> _WRITTEN INSTRUCTION_
Starting with the line that contains "Transcribe the text in this document.", set down each line through the end of the entries below, exactly and with nothing added.

Dataset records
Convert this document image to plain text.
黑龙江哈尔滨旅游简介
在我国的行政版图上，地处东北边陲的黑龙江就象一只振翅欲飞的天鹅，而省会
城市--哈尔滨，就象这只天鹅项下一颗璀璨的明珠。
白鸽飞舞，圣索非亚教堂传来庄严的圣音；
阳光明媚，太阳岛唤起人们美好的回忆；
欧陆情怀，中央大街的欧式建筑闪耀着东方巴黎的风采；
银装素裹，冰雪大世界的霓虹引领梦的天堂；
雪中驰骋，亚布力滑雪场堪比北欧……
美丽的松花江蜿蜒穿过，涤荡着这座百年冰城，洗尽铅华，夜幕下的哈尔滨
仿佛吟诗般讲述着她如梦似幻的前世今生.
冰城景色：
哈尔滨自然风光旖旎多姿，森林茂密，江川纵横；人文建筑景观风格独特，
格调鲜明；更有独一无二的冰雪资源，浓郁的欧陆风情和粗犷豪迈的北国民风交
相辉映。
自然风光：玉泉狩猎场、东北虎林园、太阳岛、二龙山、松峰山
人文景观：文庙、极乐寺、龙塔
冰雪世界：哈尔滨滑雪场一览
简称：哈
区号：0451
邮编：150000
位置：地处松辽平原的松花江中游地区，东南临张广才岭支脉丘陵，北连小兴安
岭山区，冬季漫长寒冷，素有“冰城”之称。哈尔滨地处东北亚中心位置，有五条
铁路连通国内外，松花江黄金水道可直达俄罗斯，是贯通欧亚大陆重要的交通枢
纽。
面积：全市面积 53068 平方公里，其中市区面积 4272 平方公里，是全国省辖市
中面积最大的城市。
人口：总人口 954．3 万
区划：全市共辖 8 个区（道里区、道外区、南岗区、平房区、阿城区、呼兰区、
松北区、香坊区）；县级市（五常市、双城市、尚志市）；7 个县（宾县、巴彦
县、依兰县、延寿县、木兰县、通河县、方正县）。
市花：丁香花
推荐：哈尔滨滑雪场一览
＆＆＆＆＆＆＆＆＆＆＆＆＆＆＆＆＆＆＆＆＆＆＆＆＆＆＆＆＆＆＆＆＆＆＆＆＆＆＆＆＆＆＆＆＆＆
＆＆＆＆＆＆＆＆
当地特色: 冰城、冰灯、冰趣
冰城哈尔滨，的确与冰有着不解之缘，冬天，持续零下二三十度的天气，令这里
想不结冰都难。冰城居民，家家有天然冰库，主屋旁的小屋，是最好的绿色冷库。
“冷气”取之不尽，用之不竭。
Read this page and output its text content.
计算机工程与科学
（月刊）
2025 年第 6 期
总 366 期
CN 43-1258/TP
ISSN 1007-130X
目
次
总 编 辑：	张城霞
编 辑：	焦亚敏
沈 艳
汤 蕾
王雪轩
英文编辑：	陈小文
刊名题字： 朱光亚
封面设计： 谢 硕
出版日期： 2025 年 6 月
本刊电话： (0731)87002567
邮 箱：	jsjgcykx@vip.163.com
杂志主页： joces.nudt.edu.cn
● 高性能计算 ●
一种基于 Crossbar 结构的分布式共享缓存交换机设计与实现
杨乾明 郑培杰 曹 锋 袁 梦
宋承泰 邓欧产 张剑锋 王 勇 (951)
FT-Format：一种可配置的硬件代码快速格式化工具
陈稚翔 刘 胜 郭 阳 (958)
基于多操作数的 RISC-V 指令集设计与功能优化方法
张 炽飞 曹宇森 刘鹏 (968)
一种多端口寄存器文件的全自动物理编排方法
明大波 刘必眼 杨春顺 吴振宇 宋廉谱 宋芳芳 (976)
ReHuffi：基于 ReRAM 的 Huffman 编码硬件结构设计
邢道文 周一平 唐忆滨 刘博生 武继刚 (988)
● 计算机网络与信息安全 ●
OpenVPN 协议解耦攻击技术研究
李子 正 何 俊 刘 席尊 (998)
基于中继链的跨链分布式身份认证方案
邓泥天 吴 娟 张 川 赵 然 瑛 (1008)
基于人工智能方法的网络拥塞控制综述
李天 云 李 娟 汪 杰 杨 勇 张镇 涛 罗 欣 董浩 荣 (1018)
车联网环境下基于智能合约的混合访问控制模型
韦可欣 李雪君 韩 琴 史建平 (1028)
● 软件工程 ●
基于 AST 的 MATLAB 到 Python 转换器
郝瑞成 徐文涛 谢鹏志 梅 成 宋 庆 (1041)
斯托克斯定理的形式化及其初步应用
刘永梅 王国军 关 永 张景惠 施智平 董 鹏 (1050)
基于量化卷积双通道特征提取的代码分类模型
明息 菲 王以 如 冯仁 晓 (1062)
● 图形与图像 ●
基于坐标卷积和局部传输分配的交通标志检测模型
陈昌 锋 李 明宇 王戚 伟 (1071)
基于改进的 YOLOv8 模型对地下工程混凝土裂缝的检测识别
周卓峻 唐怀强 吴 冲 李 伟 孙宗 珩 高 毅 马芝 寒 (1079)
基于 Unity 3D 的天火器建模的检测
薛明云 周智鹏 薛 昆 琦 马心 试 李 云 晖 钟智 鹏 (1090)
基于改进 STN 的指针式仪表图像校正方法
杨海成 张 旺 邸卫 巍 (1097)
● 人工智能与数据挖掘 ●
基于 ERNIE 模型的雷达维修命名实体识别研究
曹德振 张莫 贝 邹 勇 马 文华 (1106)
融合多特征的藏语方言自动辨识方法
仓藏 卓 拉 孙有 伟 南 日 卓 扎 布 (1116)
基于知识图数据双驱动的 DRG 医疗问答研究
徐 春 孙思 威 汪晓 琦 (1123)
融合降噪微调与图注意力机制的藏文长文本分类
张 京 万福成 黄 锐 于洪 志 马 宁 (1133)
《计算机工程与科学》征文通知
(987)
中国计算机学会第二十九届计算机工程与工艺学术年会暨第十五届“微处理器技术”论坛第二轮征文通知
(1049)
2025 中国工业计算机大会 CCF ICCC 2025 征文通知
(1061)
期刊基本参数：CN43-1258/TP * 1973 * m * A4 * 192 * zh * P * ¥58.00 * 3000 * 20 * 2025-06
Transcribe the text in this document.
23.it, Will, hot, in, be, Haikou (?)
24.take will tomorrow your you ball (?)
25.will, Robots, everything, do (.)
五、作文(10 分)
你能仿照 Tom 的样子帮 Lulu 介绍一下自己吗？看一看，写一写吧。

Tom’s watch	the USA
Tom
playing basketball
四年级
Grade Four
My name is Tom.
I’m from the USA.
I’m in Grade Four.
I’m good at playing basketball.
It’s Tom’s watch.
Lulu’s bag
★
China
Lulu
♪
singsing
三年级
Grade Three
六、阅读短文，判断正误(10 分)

> _FINAL ANSWER_
Transcribe the text in this document.
23.it, Will, hot, in, be, Haikou (?)
24.take will tomorrow your you ball (?)
25.will, Robots, everything, do (.)
五、作文(10 分)
你能仿照 Tom 的样子帮 Lulu 介绍一下自己吗？看一看，写一写吧。

Tom’s watch	the USA
Tom
playing basketball
四年级
Grade Four
My name is Tom.
I’m from the USA.
I’m in Grade Four.
I’m good at playing basketball.
It’s Tom’s watch.
Lulu’s bag
★
China
Lulu
♪
singsing
三年级
Grade Three
六、阅读短文，判断正误(10 分)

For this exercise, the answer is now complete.